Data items
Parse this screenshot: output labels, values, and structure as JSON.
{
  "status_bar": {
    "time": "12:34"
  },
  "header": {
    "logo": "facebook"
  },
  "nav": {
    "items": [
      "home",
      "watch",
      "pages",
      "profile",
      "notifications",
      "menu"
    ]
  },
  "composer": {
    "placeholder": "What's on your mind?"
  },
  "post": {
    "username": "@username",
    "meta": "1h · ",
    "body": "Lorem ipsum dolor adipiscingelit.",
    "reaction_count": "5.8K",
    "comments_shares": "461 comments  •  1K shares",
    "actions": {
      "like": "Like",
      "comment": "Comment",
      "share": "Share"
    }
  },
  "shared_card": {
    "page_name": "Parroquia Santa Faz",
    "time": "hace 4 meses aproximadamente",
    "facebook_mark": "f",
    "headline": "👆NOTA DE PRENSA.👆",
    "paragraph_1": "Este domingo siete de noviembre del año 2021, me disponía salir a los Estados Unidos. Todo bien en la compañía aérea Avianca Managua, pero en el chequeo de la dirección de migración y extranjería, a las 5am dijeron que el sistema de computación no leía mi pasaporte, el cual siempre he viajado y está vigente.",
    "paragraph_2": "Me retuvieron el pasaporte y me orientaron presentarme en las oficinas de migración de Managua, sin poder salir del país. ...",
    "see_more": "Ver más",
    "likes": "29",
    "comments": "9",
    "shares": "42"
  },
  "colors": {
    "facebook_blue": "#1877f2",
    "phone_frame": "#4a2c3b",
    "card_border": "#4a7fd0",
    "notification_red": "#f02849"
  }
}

> [Prompt]: Return every record above exactly as it appears.

> [Solved exercise]:
Parse this screenshot: output labels, values, and structure as JSON.
{
  "status_bar": {
    "time": "12:34"
  },
  "header": {
    "logo": "facebook"
  },
  "nav": {
    "items": [
      "home",
      "watch",
      "pages",
      "profile",
      "notifications",
      "menu"
    ]
  },
  "composer": {
    "placeholder": "What's on your mind?"
  },
  "post": {
    "username": "@username",
    "meta": "1h · ",
    "body": "Lorem ipsum dolor adipiscingelit.",
    "reaction_count": "5.8K",
    "comments_shares": "461 comments  •  1K shares",
    "actions": {
      "like": "Like",
      "comment": "Comment",
      "share": "Share"
    }
  },
  "shared_card": {
    "page_name": "Parroquia Santa Faz",
    "time": "hace 4 meses aproximadamente",
    "facebook_mark": "f",
    "headline": "👆NOTA DE PRENSA.👆",
    "paragraph_1": "Este domingo siete de noviembre del año 2021, me disponía salir a los Estados Unidos. Todo bien en la compañía aérea Avianca Managua, pero en el chequeo de la dirección de migración y extranjería, a las 5am dijeron que el sistema de computación no leía mi pasaporte, el cual siempre he viajado y está vigente.",
    "paragraph_2": "Me retuvieron el pasaporte y me orientaron presentarme en las oficinas de migración de Managua, sin poder salir del país. ...",
    "see_more": "Ver más",
    "likes": "29",
    "comments": "9",
    "shares": "42"
  },
  "colors": {
    "facebook_blue": "#1877f2",
    "phone_frame": "#4a2c3b",
    "card_border": "#4a7fd0",
    "notification_red": "#f02849"
  }
}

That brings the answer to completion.